Aim A: From the records, reproduce verbatim the stretch from the line containing "subplot-2-series-2 <box>117 325 712 404</box>" through the line containing "subplot-2-y-tick-label: 60 <box>75", both lines included.

Passage provided:

This period started off the west coast of North America, where the Farallon Plate was sliding under the North American plate. During a period of rapid seafloor spreading, the angle of subduction became so shallow that no volcanics occurred in the central west of the continent, and the underlying oceanic lithosphere actually caused drag on the root of the overlying continental lithosphere. The volcanic arc associated with a subduction occurred not near the plate edges (as in the Andes, for example), but far to the east. Geologists call such a lack of volcanic activity near a subduction zone a magmatic null. This particular null was created because the 300-kilometer depth that is needed to turn a subducting oceanic plate into a magma-generating machine occurred well under an already very thick part of North America's continental crust, and this area was also spread out over a long distance. Therefore there was never enough magma generated at any one place to make it possible for it to travel anywhere near the surface and feed volcanos. The Farallon plate “dragged along the bottom of the continental crust of the North American plate, causing significant folding, and faulting of rocks, especially in Utah and Colorado” according to geologist Vicki Pedone (Earth History Happens). But the main result of shallow angle of subduction and the drag which it caused was a broad belt of mountains that were the progenitors of the Rocky Mountains.

Records shown:

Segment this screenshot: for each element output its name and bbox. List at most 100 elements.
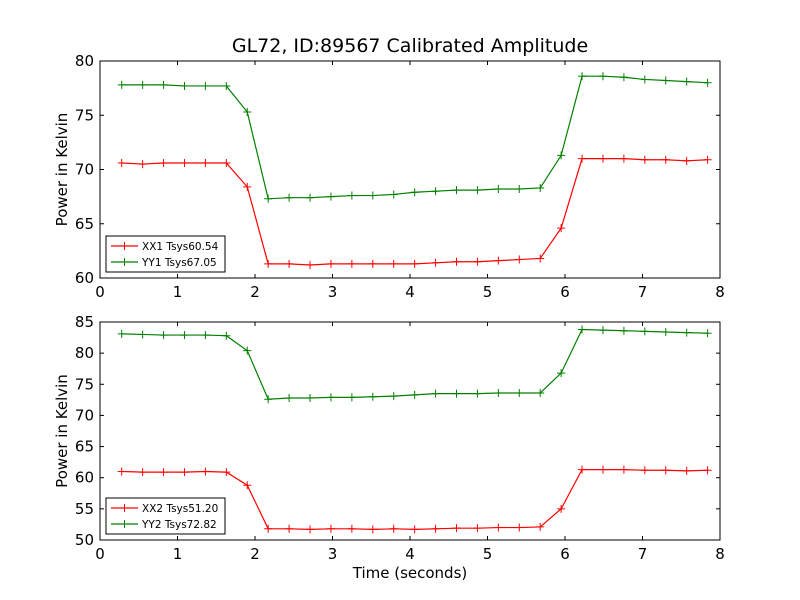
subplot-2-series-2 <box>117 325 712 404</box>
subplot-2-series-2-point <box>326 393 335 402</box>
subplot-1-series-1-point <box>306 260 315 269</box>
subplot-2-series-2-point <box>159 331 168 340</box>
subplot-2-series-1-point <box>347 524 356 533</box>
subplot-2-series-1-point <box>306 525 315 534</box>
subplot-2-series-1-point <box>682 466 691 475</box>
subplot-2-series-1-point <box>222 468 231 477</box>
subplot-2-legend-marker <box>120 520 129 528</box>
subplot-1-series-1-point <box>138 160 147 169</box>
subplot-2-y-tick-label: 60 <box>75 469 94 487</box>
subplot-1-series-1-point <box>389 259 398 268</box>
subplot-1-series-1-point <box>494 256 503 265</box>
subplot-1-x-tick-label: 2 <box>250 283 260 301</box>
subplot-2-legend-label: YY2 Tsys72.82 <box>141 519 217 531</box>
subplot-1-series-2-point <box>159 80 168 89</box>
subplot-1-series-1-point <box>285 259 294 268</box>
subplot-1-series-1-point <box>661 155 670 164</box>
subplot-2-x-tick-label: 2 <box>250 545 260 563</box>
subplot-2-y-tick-label: 65 <box>75 438 94 456</box>
subplot-2-series-1-point <box>264 524 273 533</box>
subplot-1-series-2-point <box>619 73 628 82</box>
x-axis-label: Time (seconds) <box>352 564 468 582</box>
subplot-1-y-tick-label: 75 <box>75 106 94 124</box>
subplot-1-series-1-point <box>243 182 252 191</box>
subplot-2-series-2-point <box>368 392 377 401</box>
subplot-2-legend-label: XX2 Tsys51.20 <box>142 503 218 515</box>
subplot-1-series-2-point <box>306 193 315 202</box>
subplot-1-series-2-point <box>661 76 670 85</box>
subplot-2-series-2-point <box>494 389 503 398</box>
subplot-1-series-2-point <box>494 185 503 194</box>
subplot-1-series-1-point <box>473 257 482 266</box>
subplot-2-series-1 <box>117 465 712 534</box>
subplot-2-series-2-point <box>222 331 231 340</box>
subplot-2-series-2-point <box>640 327 649 336</box>
subplot-1-series-1-point <box>159 158 168 167</box>
subplot-1-x-tick-label: 8 <box>715 283 725 301</box>
subplot-1-series-2-point <box>117 80 126 89</box>
subplot-2-series-1-point <box>703 466 712 475</box>
subplot-1-series-1-point <box>703 155 712 164</box>
subplot-2-series-2-point <box>306 393 315 402</box>
subplot-1-series-2-point <box>682 77 691 86</box>
subplot-1-series-1-point <box>410 259 419 268</box>
subplot-2-x-tick-label: 3 <box>328 545 338 563</box>
subplot-2-series-2-point <box>661 327 670 336</box>
subplot-2-x-tick-label: 8 <box>715 545 725 563</box>
subplot-2-series-2-point <box>201 331 210 340</box>
subplot-2-x-tick-label: 0 <box>95 545 105 563</box>
subplot-1-series-1-point <box>180 158 189 167</box>
subplot-1-series-2-point <box>138 80 147 89</box>
subplot-2-y-tick-label: 70 <box>75 406 94 424</box>
subplot-1-series-1-point <box>326 259 335 268</box>
subplot-1-series-1-point <box>682 156 691 165</box>
subplot-1-series-1-point <box>640 155 649 164</box>
subplot-1-series-2-point <box>264 194 273 203</box>
subplot-2-legend-box <box>105 497 226 535</box>
subplot-1-series-1-point <box>515 255 524 264</box>
subplot-1-legend-label: YY1 Tsys67.05 <box>141 257 217 269</box>
subplot-2-series-2-point <box>557 369 566 378</box>
subplot-1-series-2-point <box>347 191 356 200</box>
subplot-2-x-tick-label: 7 <box>638 545 648 563</box>
subplot-2: 0 1 2 3 4 5 6 7 8 50 55 60 65 70 75 80 85 Power in Kelvin… <box>53 313 725 563</box>
subplot-2-series-2-point <box>578 325 587 334</box>
subplot-2-series-1-point <box>619 465 628 474</box>
subplot-2-series-1-point <box>285 524 294 533</box>
subplot-2-x-tick-label: 1 <box>173 545 183 563</box>
subplot-2-series-1-point <box>515 523 524 532</box>
subplot-1-x-tick-label: 1 <box>173 283 183 301</box>
subplot-2-series-1-point <box>557 504 566 513</box>
subplot-1-x-tick-label: 6 <box>560 283 570 301</box>
subplot-1-series-2-point <box>473 186 482 195</box>
subplot-2-series-2-point <box>285 393 294 402</box>
subplot-2-legend: XX2 Tsys51.20 YY2 Tsys72.82 <box>105 497 226 535</box>
subplot-1-y-tick-label: 60 <box>75 269 94 287</box>
subplot-2-series-1-point <box>138 468 147 477</box>
subplot-1: 0 1 2 3 4 5 6 7 8 60 65 70 75 80 Power in Kelvin XX1 Ts… <box>53 52 725 301</box>
subplot-1-x-tick-label: 4 <box>405 283 415 301</box>
subplot-2-series-2-point <box>264 395 273 404</box>
subplot-2-series-2-point <box>682 328 691 337</box>
subplot-1-series-1-point <box>117 158 126 167</box>
subplot-2-series-1-point <box>640 466 649 475</box>
subplot-1-series-2-point <box>410 188 419 197</box>
subplot-1-series-2-point <box>515 185 524 194</box>
subplot-1-series-2-point <box>368 191 377 200</box>
subplot-1-legend-marker <box>120 242 129 250</box>
subplot-2-series-1-point <box>243 481 252 490</box>
subplot-1-x-tick-label: 7 <box>638 283 648 301</box>
subplot-1-axes-frame <box>99 60 721 279</box>
subplot-2-y-tick-label: 75 <box>75 375 94 393</box>
subplot-2-series-1-point <box>410 525 419 534</box>
subplot-1-series-2-point <box>557 151 566 160</box>
subplot-1-series-1-point <box>578 154 587 163</box>
subplot-2-series-2-point <box>598 326 607 335</box>
subplot-2-series-1-point <box>598 465 607 474</box>
subplot-1-legend-box <box>105 235 226 273</box>
subplot-2-series-2-point <box>619 326 628 335</box>
subplot-1-y-tick-label: 70 <box>75 161 94 179</box>
subplot-2-x-tick-label: 4 <box>405 545 415 563</box>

Aim B: In the passage on the Farallon Plate, what term do geologists use for a lack of volcanic activity near a subduction zone?

Finished answer A:
subplot-2-series-2 <box>117 325 712 404</box>
subplot-2-series-2-point <box>326 393 335 402</box>
subplot-1-series-1-point <box>306 260 315 269</box>
subplot-2-series-2-point <box>159 331 168 340</box>
subplot-2-series-1-point <box>347 524 356 533</box>
subplot-2-series-1-point <box>306 525 315 534</box>
subplot-2-series-1-point <box>682 466 691 475</box>
subplot-2-series-1-point <box>222 468 231 477</box>
subplot-2-legend-marker <box>120 520 129 528</box>
subplot-1-series-1-point <box>138 160 147 169</box>
subplot-2-y-tick-label: 60 <box>75 469 94 487</box>

Finished answer B: A magmatic null.